> [Short exercise]: Scan the data for "product" and copy the lines it appears in.

> [Data section]:
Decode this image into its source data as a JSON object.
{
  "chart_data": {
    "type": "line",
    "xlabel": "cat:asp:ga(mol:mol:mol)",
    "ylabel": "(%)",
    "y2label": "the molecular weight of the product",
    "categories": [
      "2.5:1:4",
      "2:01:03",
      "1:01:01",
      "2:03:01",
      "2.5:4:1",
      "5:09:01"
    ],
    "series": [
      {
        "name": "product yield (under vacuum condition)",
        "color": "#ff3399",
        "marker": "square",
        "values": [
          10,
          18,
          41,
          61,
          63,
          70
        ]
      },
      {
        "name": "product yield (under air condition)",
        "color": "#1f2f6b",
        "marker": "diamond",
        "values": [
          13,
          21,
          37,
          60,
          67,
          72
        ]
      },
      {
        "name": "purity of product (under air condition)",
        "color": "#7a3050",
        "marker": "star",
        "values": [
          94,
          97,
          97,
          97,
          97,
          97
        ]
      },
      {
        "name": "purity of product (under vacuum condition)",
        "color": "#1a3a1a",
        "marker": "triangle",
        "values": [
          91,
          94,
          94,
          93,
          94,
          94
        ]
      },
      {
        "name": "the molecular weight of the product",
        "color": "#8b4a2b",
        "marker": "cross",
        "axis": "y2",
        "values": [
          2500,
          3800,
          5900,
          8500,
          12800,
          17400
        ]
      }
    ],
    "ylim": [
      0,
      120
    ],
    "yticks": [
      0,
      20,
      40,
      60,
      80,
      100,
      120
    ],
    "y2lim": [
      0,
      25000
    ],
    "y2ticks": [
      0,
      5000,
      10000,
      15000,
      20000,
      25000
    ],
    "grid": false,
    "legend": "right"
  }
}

> [Written response]:
    "y2label": "the molecular weight of the product",
        "name": "product yield (under vacuum condition)",
        "name": "product yield (under air condition)",
        "name": "purity of product (under air condition)",
        "name": "purity of product (under vacuum condition)",
        "name": "the molecular weight of the product",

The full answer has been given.